*Objective*: List all lines of the data that include the string "тысяч".

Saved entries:
+++++
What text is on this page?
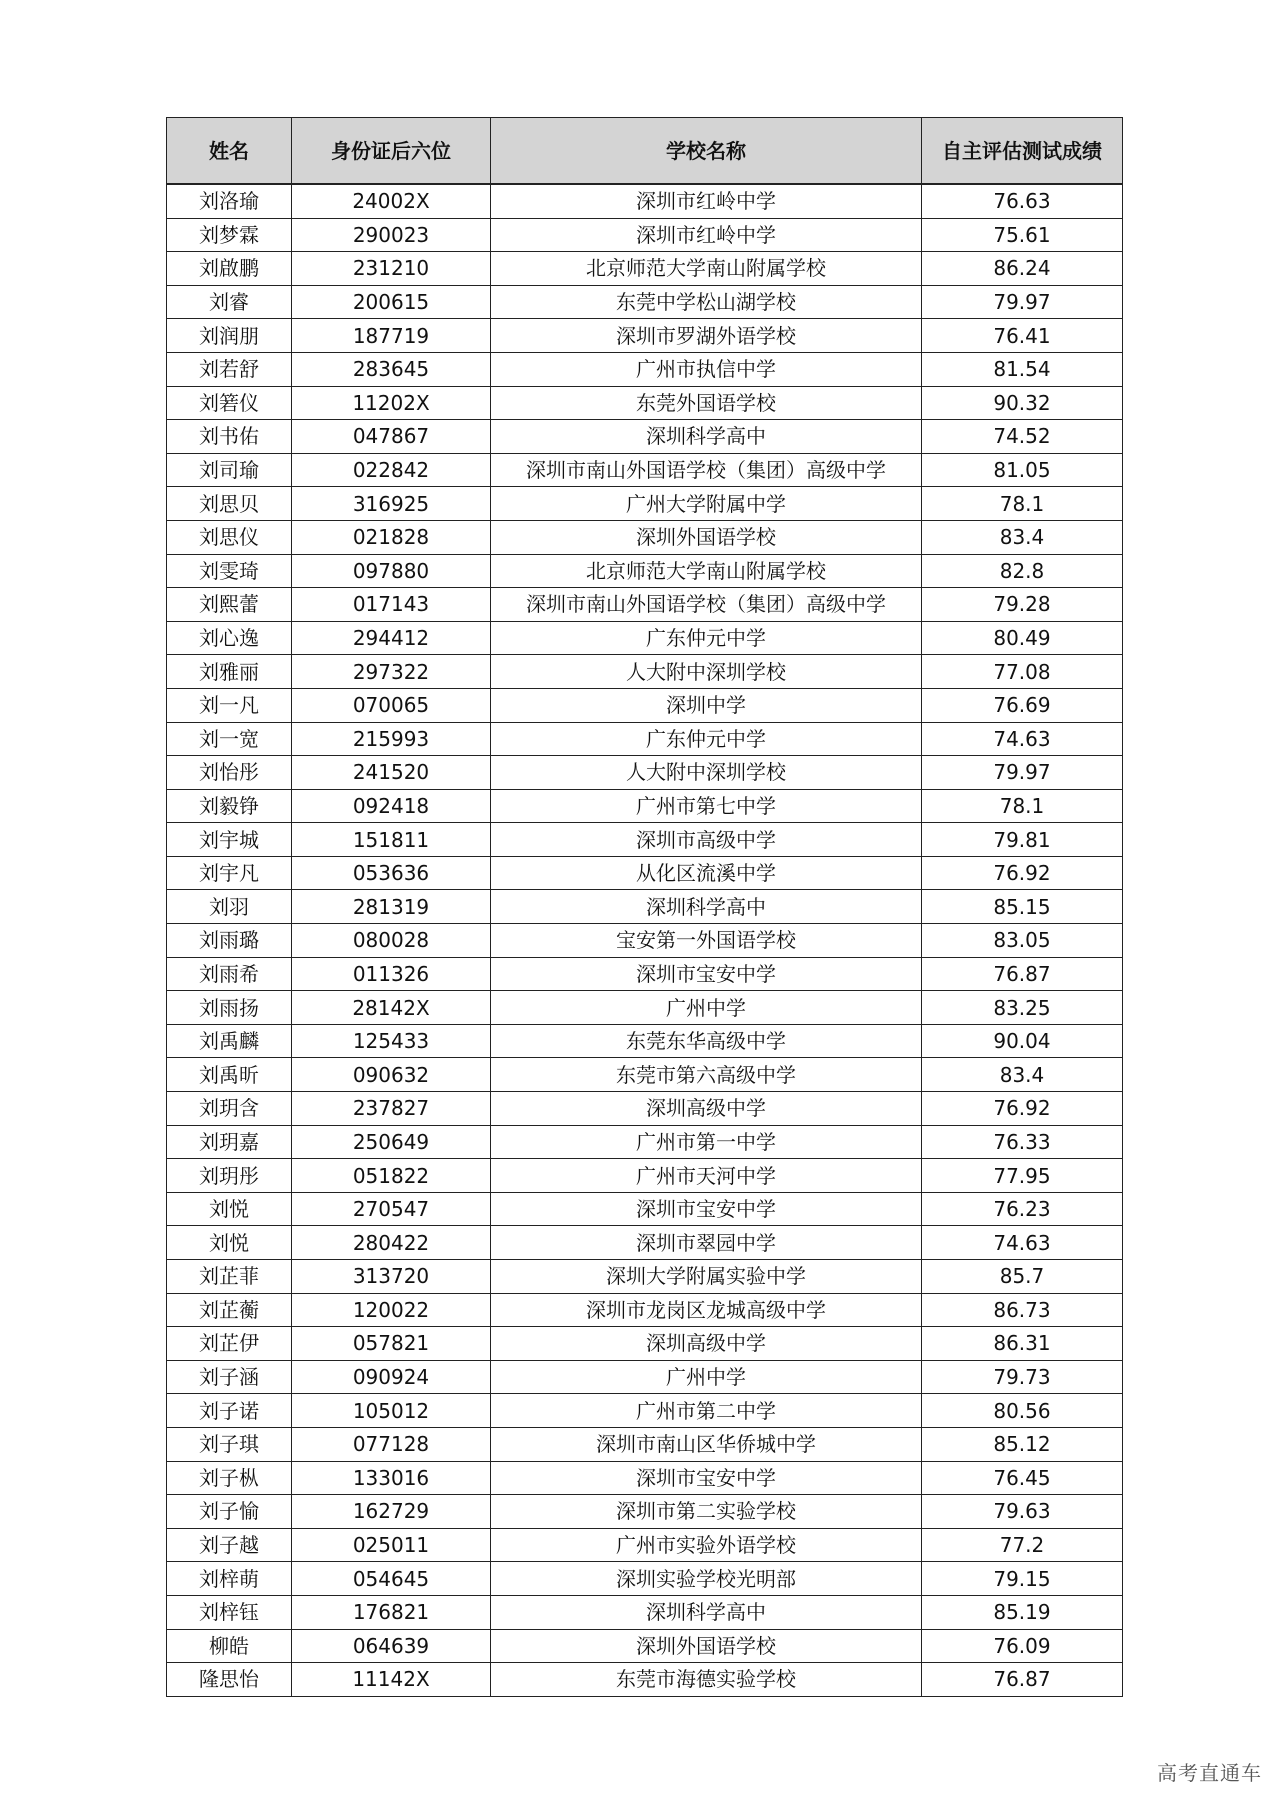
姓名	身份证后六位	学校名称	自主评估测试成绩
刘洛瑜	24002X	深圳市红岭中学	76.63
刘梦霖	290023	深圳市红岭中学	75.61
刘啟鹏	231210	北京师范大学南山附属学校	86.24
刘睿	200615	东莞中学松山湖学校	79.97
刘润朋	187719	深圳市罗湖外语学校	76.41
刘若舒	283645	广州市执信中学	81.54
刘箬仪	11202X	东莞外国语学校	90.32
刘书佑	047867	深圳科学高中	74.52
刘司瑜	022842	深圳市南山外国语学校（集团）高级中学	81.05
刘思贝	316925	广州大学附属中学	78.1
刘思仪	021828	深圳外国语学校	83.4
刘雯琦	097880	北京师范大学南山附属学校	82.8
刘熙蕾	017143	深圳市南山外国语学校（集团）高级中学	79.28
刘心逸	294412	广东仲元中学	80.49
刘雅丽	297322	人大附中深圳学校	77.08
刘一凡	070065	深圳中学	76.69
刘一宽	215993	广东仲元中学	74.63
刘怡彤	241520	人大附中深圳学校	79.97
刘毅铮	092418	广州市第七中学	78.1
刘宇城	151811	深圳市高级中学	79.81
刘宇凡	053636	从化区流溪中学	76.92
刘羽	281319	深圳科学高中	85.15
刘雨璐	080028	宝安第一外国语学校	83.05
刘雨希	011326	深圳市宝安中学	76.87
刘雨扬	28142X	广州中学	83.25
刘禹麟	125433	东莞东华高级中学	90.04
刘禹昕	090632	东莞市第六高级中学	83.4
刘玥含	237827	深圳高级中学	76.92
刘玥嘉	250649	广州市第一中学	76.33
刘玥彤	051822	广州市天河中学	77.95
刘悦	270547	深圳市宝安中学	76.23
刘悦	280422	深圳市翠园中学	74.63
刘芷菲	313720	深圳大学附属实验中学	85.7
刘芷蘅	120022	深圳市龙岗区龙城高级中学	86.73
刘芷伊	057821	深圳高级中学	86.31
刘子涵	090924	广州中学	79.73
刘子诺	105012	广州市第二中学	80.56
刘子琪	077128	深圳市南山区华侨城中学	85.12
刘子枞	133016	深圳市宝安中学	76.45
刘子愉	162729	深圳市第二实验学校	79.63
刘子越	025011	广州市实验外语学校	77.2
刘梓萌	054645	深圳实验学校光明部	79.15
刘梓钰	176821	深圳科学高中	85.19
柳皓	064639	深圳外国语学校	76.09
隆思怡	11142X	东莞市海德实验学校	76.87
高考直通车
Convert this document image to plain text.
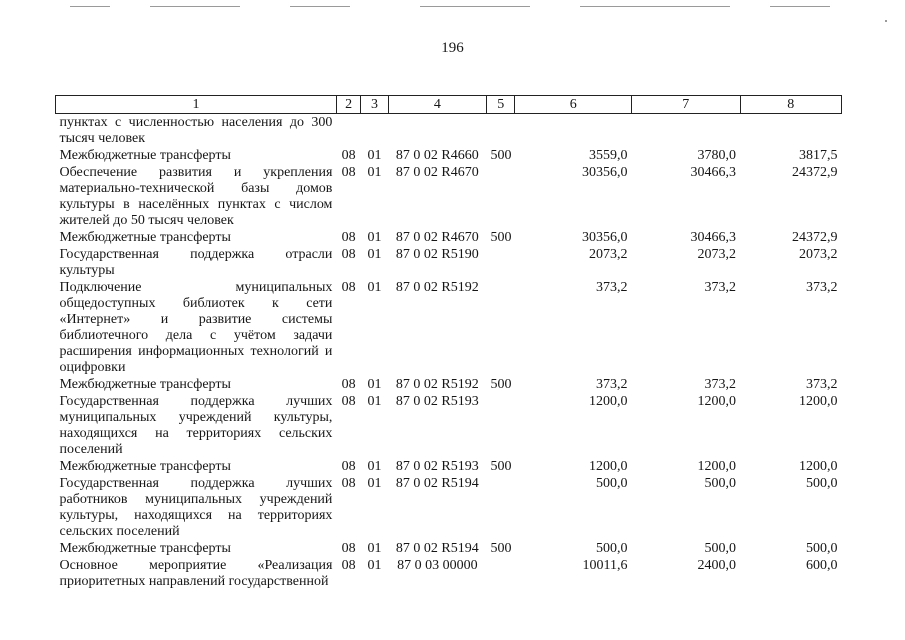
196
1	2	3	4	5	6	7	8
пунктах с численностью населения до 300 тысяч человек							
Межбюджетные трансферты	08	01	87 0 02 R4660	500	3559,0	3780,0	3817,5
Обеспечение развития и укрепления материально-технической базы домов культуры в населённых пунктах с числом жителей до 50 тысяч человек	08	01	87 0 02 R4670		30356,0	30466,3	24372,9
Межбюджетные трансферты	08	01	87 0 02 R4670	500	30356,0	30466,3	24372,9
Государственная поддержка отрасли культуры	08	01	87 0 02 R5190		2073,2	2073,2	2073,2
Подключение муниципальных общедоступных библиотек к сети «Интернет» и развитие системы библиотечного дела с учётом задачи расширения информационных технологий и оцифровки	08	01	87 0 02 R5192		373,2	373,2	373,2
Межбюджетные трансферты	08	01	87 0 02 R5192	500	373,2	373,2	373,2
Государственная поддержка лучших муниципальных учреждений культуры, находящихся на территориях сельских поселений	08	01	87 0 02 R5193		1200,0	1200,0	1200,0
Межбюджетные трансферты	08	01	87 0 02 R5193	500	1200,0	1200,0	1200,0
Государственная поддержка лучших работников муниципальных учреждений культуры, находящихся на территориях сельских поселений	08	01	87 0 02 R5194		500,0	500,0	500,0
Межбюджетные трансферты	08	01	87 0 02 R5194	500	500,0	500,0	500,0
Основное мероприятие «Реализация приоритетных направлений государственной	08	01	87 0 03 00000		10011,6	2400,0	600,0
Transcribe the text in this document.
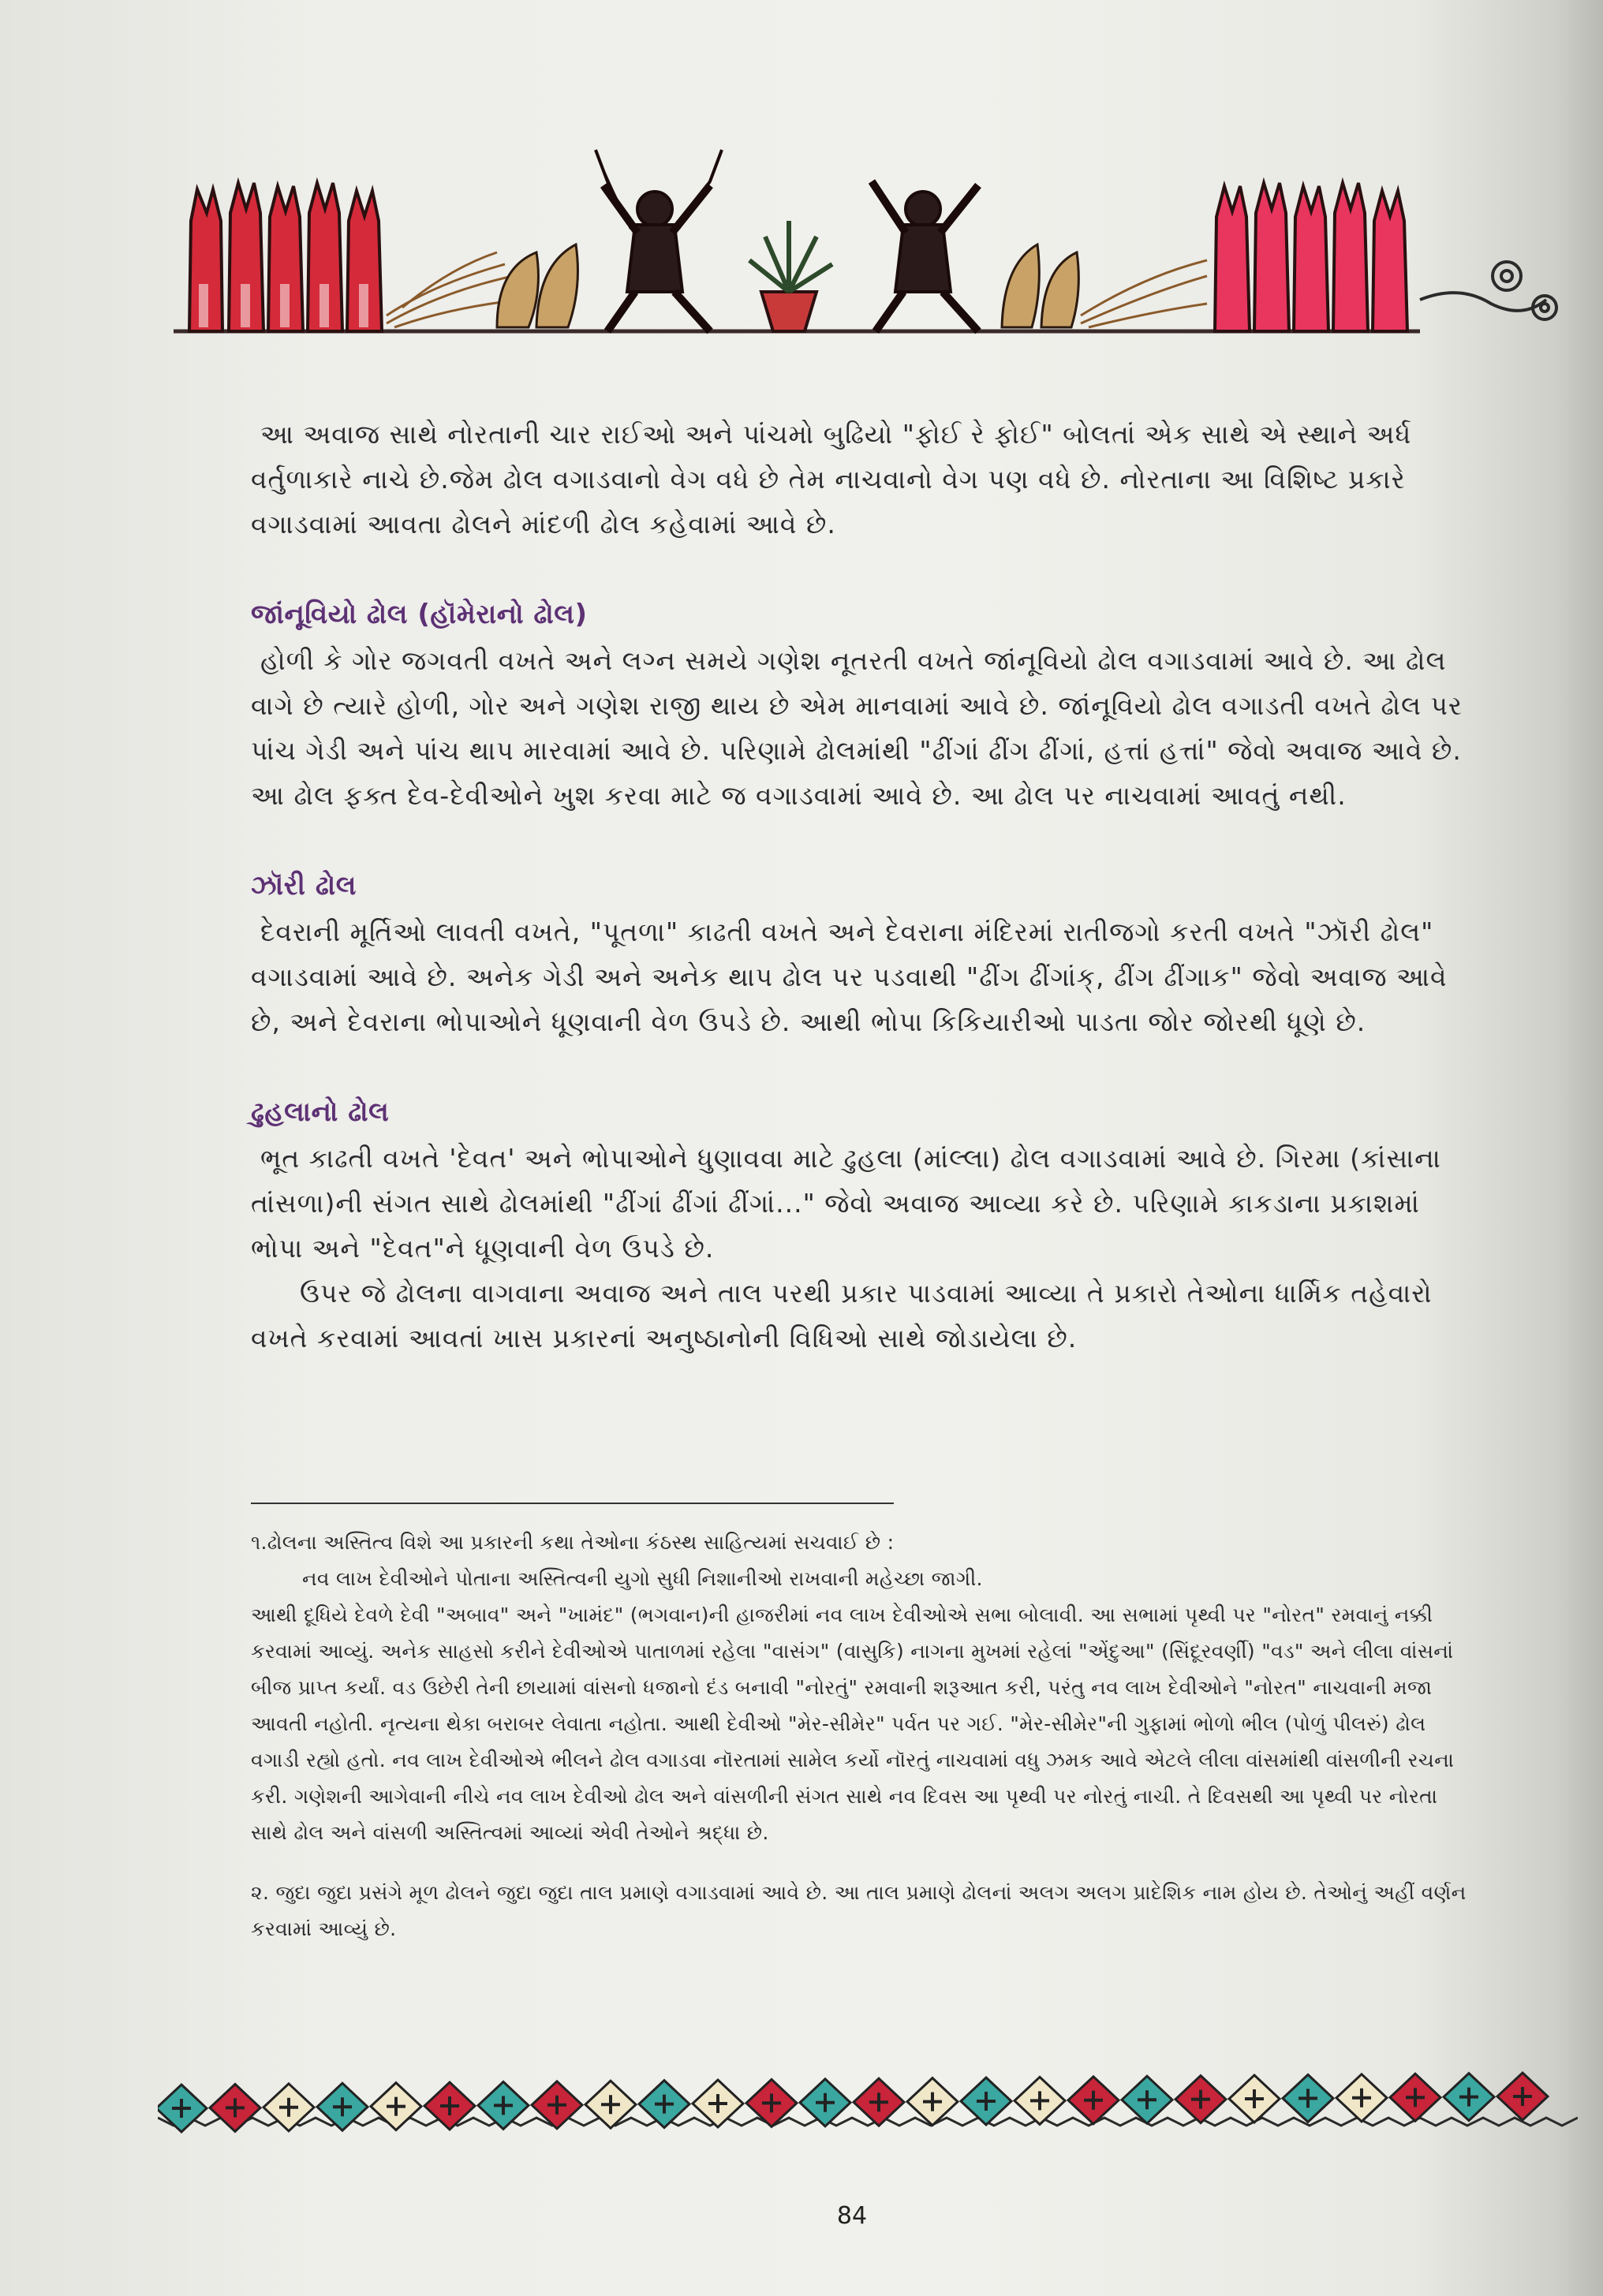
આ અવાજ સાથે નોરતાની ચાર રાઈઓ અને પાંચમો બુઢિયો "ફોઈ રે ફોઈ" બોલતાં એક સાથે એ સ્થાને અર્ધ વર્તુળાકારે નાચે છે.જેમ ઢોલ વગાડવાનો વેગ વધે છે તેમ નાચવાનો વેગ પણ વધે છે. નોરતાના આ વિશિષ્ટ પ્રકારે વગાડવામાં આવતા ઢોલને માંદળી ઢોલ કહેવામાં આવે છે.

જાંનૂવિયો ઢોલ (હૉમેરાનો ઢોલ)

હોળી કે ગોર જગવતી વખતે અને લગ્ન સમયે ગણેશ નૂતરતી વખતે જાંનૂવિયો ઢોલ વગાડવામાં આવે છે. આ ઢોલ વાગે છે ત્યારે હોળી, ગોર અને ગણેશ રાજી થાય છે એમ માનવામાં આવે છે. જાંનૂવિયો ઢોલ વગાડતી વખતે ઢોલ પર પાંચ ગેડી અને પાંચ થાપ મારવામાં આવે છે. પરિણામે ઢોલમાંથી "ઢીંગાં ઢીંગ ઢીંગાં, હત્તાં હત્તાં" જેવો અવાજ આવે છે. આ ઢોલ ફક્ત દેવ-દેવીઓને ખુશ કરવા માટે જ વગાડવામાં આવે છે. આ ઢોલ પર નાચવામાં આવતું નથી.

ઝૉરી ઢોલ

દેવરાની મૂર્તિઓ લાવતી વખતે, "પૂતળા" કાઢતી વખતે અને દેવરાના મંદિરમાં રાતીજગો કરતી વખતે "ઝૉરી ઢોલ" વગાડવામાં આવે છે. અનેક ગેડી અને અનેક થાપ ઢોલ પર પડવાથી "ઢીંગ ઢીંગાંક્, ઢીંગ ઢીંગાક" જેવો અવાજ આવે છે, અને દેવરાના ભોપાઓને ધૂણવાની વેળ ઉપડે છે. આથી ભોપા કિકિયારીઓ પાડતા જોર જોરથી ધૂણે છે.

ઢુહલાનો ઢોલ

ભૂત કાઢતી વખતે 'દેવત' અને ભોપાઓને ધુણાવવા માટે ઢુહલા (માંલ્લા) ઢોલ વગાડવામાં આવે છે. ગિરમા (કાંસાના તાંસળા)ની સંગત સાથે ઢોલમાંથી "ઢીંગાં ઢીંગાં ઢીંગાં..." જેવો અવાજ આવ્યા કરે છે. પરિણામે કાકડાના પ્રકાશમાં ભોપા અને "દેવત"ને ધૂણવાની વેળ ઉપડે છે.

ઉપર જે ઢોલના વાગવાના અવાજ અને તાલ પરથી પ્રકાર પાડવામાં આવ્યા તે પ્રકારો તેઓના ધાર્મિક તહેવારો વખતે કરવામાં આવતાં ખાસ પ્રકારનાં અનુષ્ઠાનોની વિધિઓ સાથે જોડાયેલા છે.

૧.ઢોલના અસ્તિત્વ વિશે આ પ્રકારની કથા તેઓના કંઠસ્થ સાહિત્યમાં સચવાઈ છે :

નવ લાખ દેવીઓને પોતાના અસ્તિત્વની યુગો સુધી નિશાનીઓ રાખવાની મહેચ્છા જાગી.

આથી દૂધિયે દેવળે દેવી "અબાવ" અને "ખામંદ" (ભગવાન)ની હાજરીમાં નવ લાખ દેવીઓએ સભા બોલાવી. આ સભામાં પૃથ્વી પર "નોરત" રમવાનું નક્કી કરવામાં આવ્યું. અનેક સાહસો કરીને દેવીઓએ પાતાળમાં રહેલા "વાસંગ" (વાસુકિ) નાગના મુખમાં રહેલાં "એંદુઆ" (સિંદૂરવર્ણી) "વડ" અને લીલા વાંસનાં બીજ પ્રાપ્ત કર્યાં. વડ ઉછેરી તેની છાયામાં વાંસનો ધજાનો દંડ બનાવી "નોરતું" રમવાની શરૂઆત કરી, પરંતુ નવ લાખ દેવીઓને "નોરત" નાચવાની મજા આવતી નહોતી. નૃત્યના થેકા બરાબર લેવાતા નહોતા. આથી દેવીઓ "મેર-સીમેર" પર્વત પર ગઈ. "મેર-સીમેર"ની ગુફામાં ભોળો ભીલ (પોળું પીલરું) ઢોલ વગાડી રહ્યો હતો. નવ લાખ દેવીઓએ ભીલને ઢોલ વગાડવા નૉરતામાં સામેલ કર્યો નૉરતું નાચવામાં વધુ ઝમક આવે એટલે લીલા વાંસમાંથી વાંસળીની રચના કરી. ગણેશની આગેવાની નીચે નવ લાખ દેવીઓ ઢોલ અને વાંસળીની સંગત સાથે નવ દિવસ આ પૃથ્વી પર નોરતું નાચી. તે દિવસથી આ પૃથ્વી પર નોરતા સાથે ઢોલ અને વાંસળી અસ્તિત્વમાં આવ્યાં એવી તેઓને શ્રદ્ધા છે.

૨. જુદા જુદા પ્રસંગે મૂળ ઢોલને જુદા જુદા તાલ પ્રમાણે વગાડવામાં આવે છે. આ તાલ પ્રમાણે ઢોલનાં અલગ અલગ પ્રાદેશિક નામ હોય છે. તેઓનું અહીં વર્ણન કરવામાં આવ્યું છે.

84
+++++
*Answer below*:
пунктах с численностью населения до 300 тысяч человек							
Обеспечение развития и укрепления материально-технической базы домов культуры в населённых пунктах с числом жителей до 50 тысяч человек	08	01	87 0 02 R4670		30356,0	30466,3	24372,9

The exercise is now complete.